● **CHALLENGES**
1: From the comments about Manson, copy word for word the part that begins with the words containing "This reminds me" and ends with "with the Rings).".
2: List every book title named in the comments about Manson.

● **TEXT PASSAGE**

_ _ _ _ _ _ _

Manson's victims had Cleveland Browns as their pall bearers, so they "could let them down, one last time".
I think you're more intolerable than shriek. I just wanted you to know.
This reminds me of the The One Bullet Manager: Management Secrets of the Khmer Rouge from The Book of Sequels (working from memory, but I think that was written or edited by the same guy who co-wrote Bored with the Rings).
If you read the books by his followers, it is pretty obvious how he did it. He would show up and do nice things for people. He would give them his blanket, let them sleep on a bed if there was only room for one while he slept on the floor. It made people feel indebted to him and gave him an in on working on their psyche. And of course, once he had dedicated female followers, he was able to give men sex, which is a highly effective motivator.
author Jeff Guinn credits Carnegie training with transforming Manson from "a low-level pimp" to the "frighteningly effective sociopath"

_ _ _ _ _ _ _

● **SUPPLIED DATA**
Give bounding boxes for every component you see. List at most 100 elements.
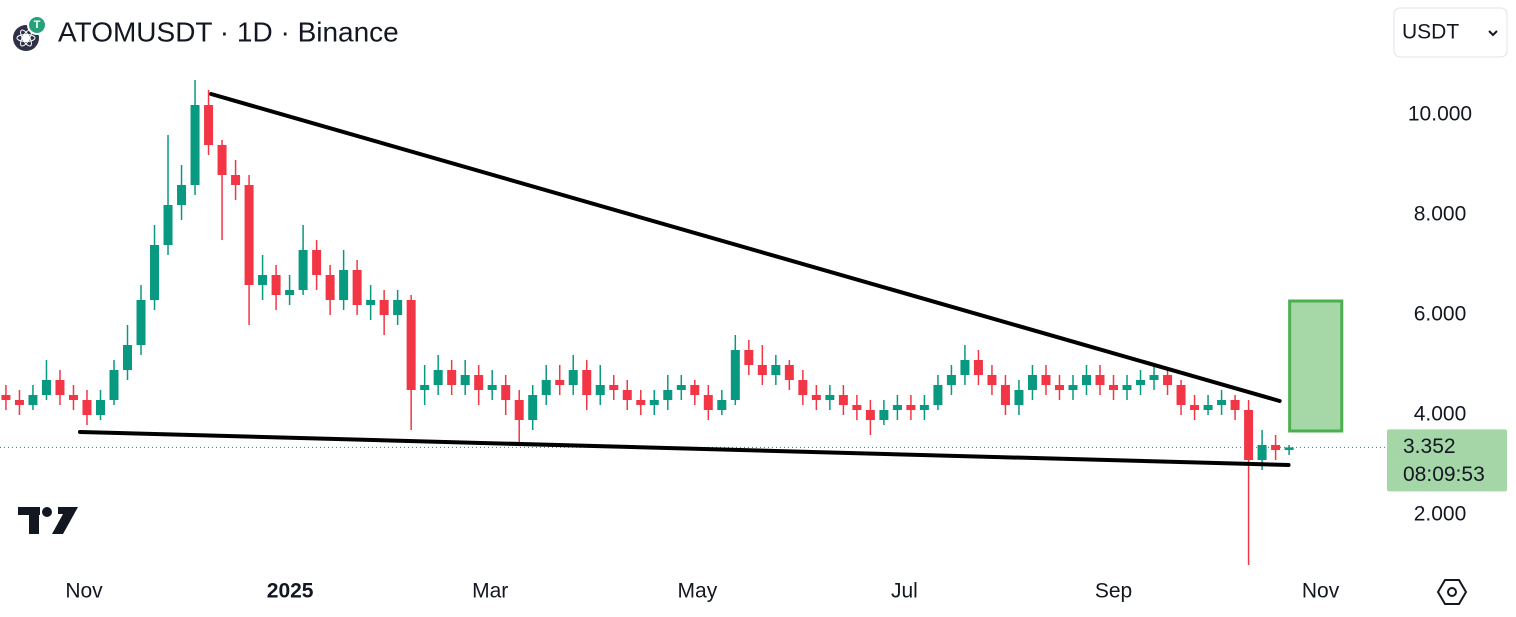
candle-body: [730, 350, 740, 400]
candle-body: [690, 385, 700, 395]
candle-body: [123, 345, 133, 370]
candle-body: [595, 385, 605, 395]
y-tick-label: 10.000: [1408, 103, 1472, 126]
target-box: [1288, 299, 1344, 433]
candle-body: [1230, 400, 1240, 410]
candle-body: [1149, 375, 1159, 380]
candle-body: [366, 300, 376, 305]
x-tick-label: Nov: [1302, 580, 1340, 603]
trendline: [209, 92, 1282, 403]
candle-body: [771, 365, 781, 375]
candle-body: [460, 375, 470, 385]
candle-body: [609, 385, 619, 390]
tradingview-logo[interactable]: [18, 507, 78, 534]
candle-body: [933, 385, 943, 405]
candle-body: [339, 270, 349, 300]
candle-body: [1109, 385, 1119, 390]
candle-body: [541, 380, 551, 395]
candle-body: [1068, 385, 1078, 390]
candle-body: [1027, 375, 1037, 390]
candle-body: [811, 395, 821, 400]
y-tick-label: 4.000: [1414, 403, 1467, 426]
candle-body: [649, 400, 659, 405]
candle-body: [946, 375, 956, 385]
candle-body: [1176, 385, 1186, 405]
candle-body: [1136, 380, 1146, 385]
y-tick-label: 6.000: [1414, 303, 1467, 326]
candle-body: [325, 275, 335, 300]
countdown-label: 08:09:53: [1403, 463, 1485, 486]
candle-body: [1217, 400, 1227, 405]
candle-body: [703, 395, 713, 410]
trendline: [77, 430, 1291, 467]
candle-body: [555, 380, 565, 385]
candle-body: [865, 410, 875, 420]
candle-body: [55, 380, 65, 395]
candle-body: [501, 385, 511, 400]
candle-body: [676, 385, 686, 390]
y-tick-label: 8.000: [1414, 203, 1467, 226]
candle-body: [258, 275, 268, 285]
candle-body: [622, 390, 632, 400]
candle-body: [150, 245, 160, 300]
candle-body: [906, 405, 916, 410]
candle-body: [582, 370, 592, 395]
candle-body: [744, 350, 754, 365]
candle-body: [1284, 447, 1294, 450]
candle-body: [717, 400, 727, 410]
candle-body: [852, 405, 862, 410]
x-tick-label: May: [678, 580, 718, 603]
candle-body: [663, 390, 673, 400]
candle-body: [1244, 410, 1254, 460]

_ _ _ _ _ _ _

● **SOLUTIONS IN ORDER**
1:
This reminds me of the The One Bullet Manager: Management Secrets of the Khmer Rouge from The Book of Sequels (working from memory, but I think that was written or edited by the same guy who co-wrote Bored with the Rings).

2:
- The One Bullet Manager: Management Secrets of the Khmer Rouge
- The Book of Sequels
- Bored with the Rings